[WRITTEN TASK]:
Among the lines below, count those with "الوليد". Give only the number.

[SOURCE RECORDS]:
::::

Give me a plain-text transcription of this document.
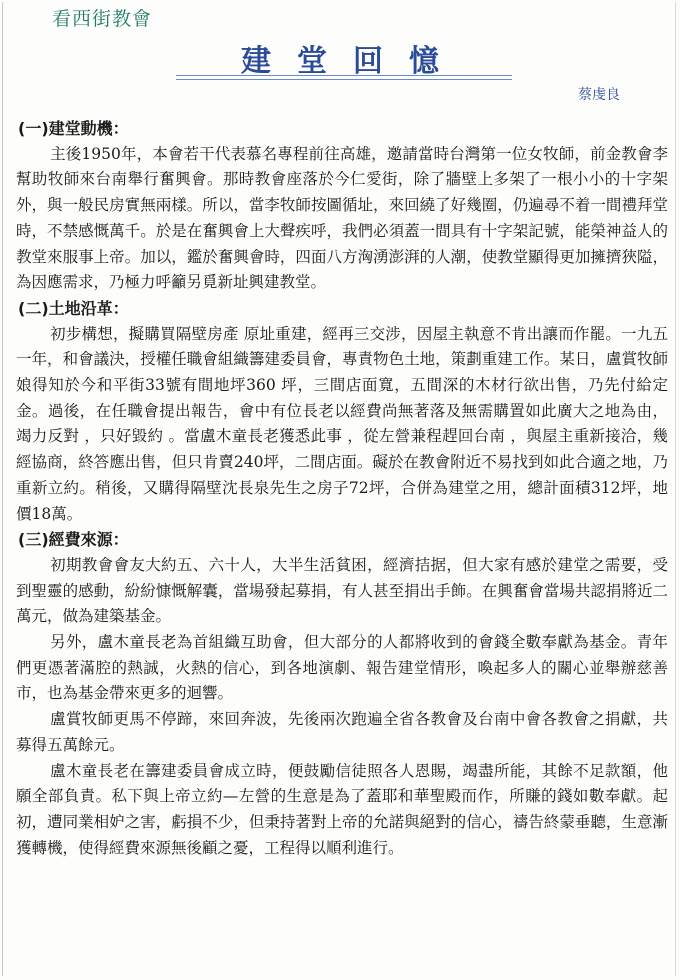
看西街教會
建堂回憶
蔡虔良

(一)建堂動機：

主後1950年，本會若干代表慕名專程前往高雄，邀請當時台灣第一位女牧師，前金教會李幫助牧師來台南舉行奮興會。那時教會座落於今仁愛街，除了牆壁上多架了一根小小的十字架外，與一般民房實無兩樣。所以，當李牧師按圖循址，來回繞了好幾圈，仍遍尋不着一間禮拜堂時，不禁感慨萬千。於是在奮興會上大聲疾呼，我們必須蓋一間具有十字架記號，能榮神益人的教堂來服事上帝。加以，鑑於奮興會時，四面八方洶湧澎湃的人潮，使教堂顯得更加擁擠狹隘，為因應需求，乃極力呼籲另覓新址興建教堂。

(二)土地沿革：

初步構想，擬購買隔壁房產 原址重建，經再三交涉，因屋主執意不肯出讓而作罷。一九五一年，和會議決，授權任職會組織籌建委員會，專責物色土地，策劃重建工作。某日，盧賞牧師娘得知於今和平街33號有間地坪360 坪，三間店面寬，五間深的木材行欲出售，乃先付給定金。過後，在任職會提出報告，會中有位長老以經費尚無著落及無需購置如此廣大之地為由， 竭力反對 ，只好毀約 。當盧木童長老獲悉此事 ，從左營兼程趕回台南 ，與屋主重新接洽，幾經協商，終答應出售，但只肯賣240坪，二間店面。礙於在教會附近不易找到如此合適之地，乃重新立約。稍後，又購得隔壁沈長泉先生之房子72坪，合併為建堂之用，總計面積312坪，地價18萬。

(三)經費來源：

初期教會會友大約五、六十人，大半生活貧困，經濟拮据，但大家有感於建堂之需要，受到聖靈的感動，紛紛慷慨解囊，當場發起募捐，有人甚至捐出手飾。在興奮會當場共認捐將近二萬元，做為建築基金。

另外，盧木童長老為首組織互助會，但大部分的人都將收到的會錢全數奉獻為基金。青年們更憑著滿腔的熱誠，火熱的信心，到各地演劇、報告建堂情形，喚起多人的關心並舉辦慈善市，也為基金帶來更多的迴響。

盧賞牧師更馬不停蹄，來回奔波，先後兩次跑遍全省各教會及台南中會各教會之捐獻，共募得五萬餘元。

盧木童長老在籌建委員會成立時，便鼓勵信徒照各人恩賜，竭盡所能，其餘不足款額，他願全部負責。私下與上帝立約—左營的生意是為了蓋耶和華聖殿而作，所賺的錢如數奉獻。起初，遭同業相妒之害，虧損不少，但秉持著對上帝的允諾與絕對的信心，禱告終蒙垂聽，生意漸獲轉機，使得經費來源無後顧之憂，工程得以順利進行。
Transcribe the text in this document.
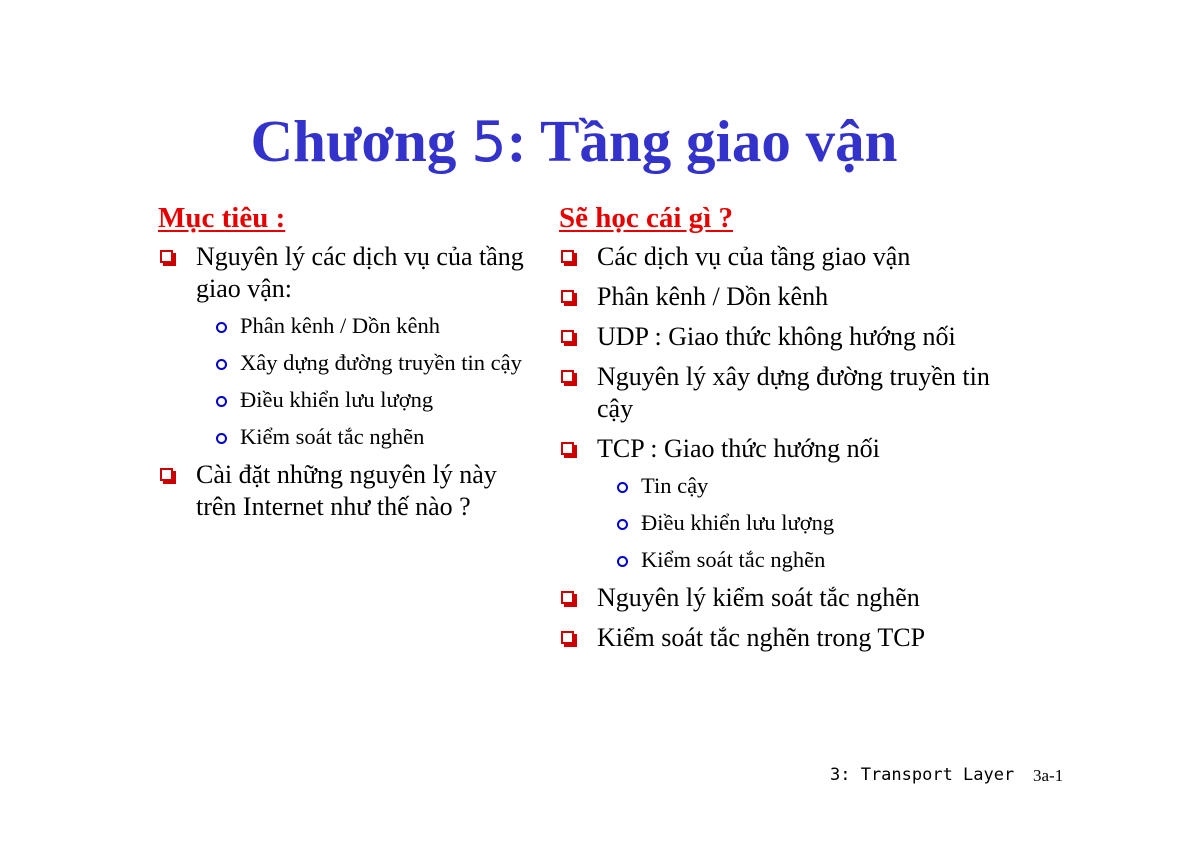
Chương 5: Tầng giao vận
Mục tiêu :
Nguyên lý các dịch vụ của tầng giao vận:
Phân kênh / Dồn kênh
Xây dựng đường truyền tin cậy
Điều khiển lưu lượng
Kiểm soát tắc nghẽn
Cài đặt những nguyên lý này trên Internet như thế nào ?
Sẽ học cái gì ?
Các dịch vụ của tầng giao vận
Phân kênh / Dồn kênh
UDP : Giao thức không hướng nối
Nguyên lý xây dựng đường truyền tin cậy
TCP : Giao thức hướng nối
Tin cậy
Điều khiển lưu lượng
Kiểm soát tắc nghẽn
Nguyên lý kiểm soát tắc nghẽn
Kiểm soát tắc nghẽn trong TCP
3: Transport Layer 3a-1
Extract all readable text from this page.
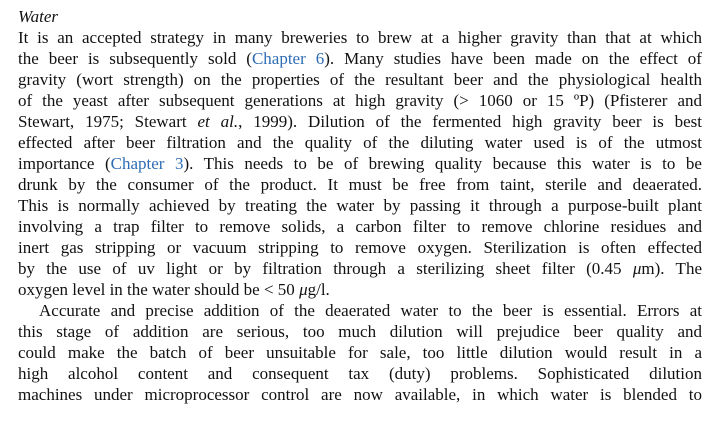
Water
It is an accepted strategy in many breweries to brew at a higher gravity than that at which
the beer is subsequently sold (Chapter 6). Many studies have been made on the effect of
gravity (wort strength) on the properties of the resultant beer and the physiological health
of the yeast after subsequent generations at high gravity (> 1060 or 15 ºP) (Pfisterer and
Stewart, 1975; Stewart et al., 1999). Dilution of the fermented high gravity beer is best
effected after beer filtration and the quality of the diluting water used is of the utmost
importance (Chapter 3). This needs to be of brewing quality because this water is to be
drunk by the consumer of the product. It must be free from taint, sterile and deaerated.
This is normally achieved by treating the water by passing it through a purpose-built plant
involving a trap filter to remove solids, a carbon filter to remove chlorine residues and
inert gas stripping or vacuum stripping to remove oxygen. Sterilization is often effected
by the use of uv light or by filtration through a sterilizing sheet filter (0.45 μm). The
oxygen level in the water should be < 50 μg/l.
Accurate and precise addition of the deaerated water to the beer is essential. Errors at
this stage of addition are serious, too much dilution will prejudice beer quality and
could make the batch of beer unsuitable for sale, too little dilution would result in a
high alcohol content and consequent tax (duty) problems. Sophisticated dilution
machines under microprocessor control are now available, in which water is blended to
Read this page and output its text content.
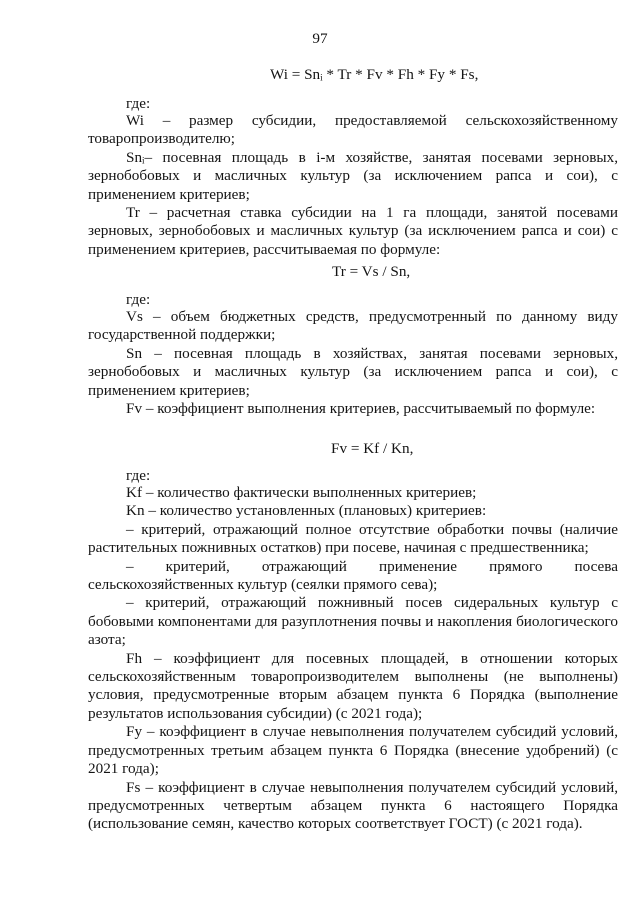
97
Wi = Snᵢ * Tr * Fv * Fh * Fy * Fs,
где:

Wi – размер субсидии, предоставляемой сельскохозяйственному товаропроизводителю;

Snᵢ– посевная площадь в i-м хозяйстве, занятая посевами зерновых, зернобобовых и масличных культур (за исключением рапса и сои), с применением критериев;

Tr – расчетная ставка субсидии на 1 га площади, занятой посевами зерновых, зернобобовых и масличных культур (за исключением рапса и сои) с применением критериев, рассчитываемая по формуле:

Tr = Vs / Sn,
где:

Vs – объем бюджетных средств, предусмотренный по данному виду государственной поддержки;

Sn – посевная площадь в хозяйствах, занятая посевами зерновых, зернобобовых и масличных культур (за исключением рапса и сои), с применением критериев;

Fv – коэффициент выполнения критериев, рассчитываемый по формуле:

Fv = Kf / Kn,
где:

Kf – количество фактически выполненных критериев;

Kn – количество установленных (плановых) критериев:

– критерий, отражающий полное отсутствие обработки почвы (наличие растительных пожнивных остатков) при посеве, начиная с предшественника;

– критерий, отражающий применение прямого посева сельскохозяйственных культур (сеялки прямого сева);

– критерий, отражающий пожнивный посев сидеральных культур с бобовыми компонентами для разуплотнения почвы и накопления биологического азота;

Fh – коэффициент для посевных площадей, в отношении которых сельскохозяйственным товаропроизводителем выполнены (не выполнены) условия, предусмотренные вторым абзацем пункта 6 Порядка (выполнение результатов использования субсидии) (с 2021 года);

Fy – коэффициент в случае невыполнения получателем субсидий условий, предусмотренных третьим абзацем пункта 6 Порядка (внесение удобрений) (с 2021 года);

Fs – коэффициент в случае невыполнения получателем субсидий условий, предусмотренных четвертым абзацем пункта 6 настоящего Порядка (использование семян, качество которых соответствует ГОСТ) (с 2021 года).
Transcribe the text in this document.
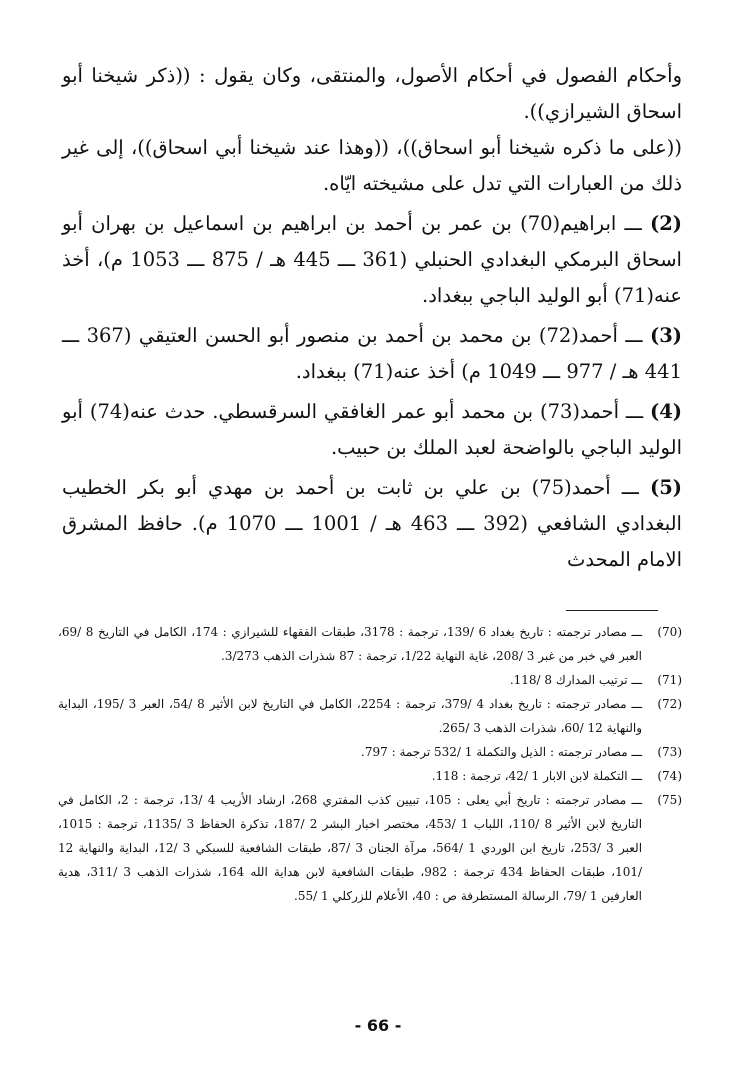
وأحكام الفصول في أحكام الأصول، والمنتقى، وكان يقول : ((ذكر شيخنا أبو اسحاق الشيرازي)).

((على ما ذكره شيخنا أبو اسحاق))، ((وهذا عند شيخنا أبي اسحاق))، إلى غير ذلك من العبارات التي تدل على مشيخته ايّاه.

(2) ـــ ابراهيم(70) بن عمر بن أحمد بن ابراهيم بن اسماعيل بن بهران أبو اسحاق البرمكي البغدادي الحنبلي (361 ـــ 445 هـ / 875 ـــ 1053 م)، أخذ عنه(71) أبو الوليد الباجي ببغداد.

(3) ـــ أحمد(72) بن محمد بن أحمد بن منصور أبو الحسن العتيقي (367 ـــ 441 هـ / 977 ـــ 1049 م) أخذ عنه(71) ببغداد.

(4) ـــ أحمد(73) بن محمد أبو عمر الغافقي السرقسطي. حدث عنه(74) أبو الوليد الباجي بالواضحة لعبد الملك بن حبيب.

(5) ـــ أحمد(75) بن علي بن ثابت بن أحمد بن مهدي أبو بكر الخطيب البغدادي الشافعي (392 ـــ 463 هـ / 1001 ـــ 1070 م). حافظ المشرق الامام المحدث

(70)
ـــ مصادر ترجمته : تاريخ بغداد 6 /139، ترجمة : 3178، طبقات الفقهاء للشيرازي : 174، الكامل في التاريخ 8 /69، العبر في خبر من غبر 3 /208، غاية النهاية 1/22، ترجمة : 87 شذرات الذهب 3/273.
(71)
ـــ ترتيب المدارك 8 /118.
(72)
ـــ مصادر ترجمته : تاريخ بغداد 4 /379، ترجمة : 2254، الكامل في التاريخ لابن الأثير 8 /54، العبر 3 /195، البداية والنهاية 12 /60، شذرات الذهب 3 /265.
(73)
ـــ مصادر ترجمته : الذيل والتكملة 1 /532 ترجمة : 797.
(74)
ـــ التكملة لابن الابار 1 /42، ترجمة : 118.
(75)
ـــ مصادر ترجمته : تاريخ أبي يعلى : 105، تبيين كذب المفتري 268، ارشاد الأريب 4 /13، ترجمة : 2، الكامل في التاريخ لابن الأثير 8 /110، اللباب 1 /453، مختصر اخبار البشر 2 /187، تذكرة الحفاظ 3 /1135، ترجمة : 1015، العبر 3 /253، تاريخ ابن الوردي 1 /564، مرآة الجنان 3 /87، طبقات الشافعية للسبكي 3 /12، البداية والنهاية 12 /101، طبقات الحفاظ 434 ترجمة : 982، طبقات الشافعية لابن هداية الله 164، شذرات الذهب 3 /311، هدية العارفين 1 /79، الرسالة المستطرفة ص : 40، الأعلام للزركلي 1 /55.
- 66 -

::::

[EXERCISE SOLUTION]:
2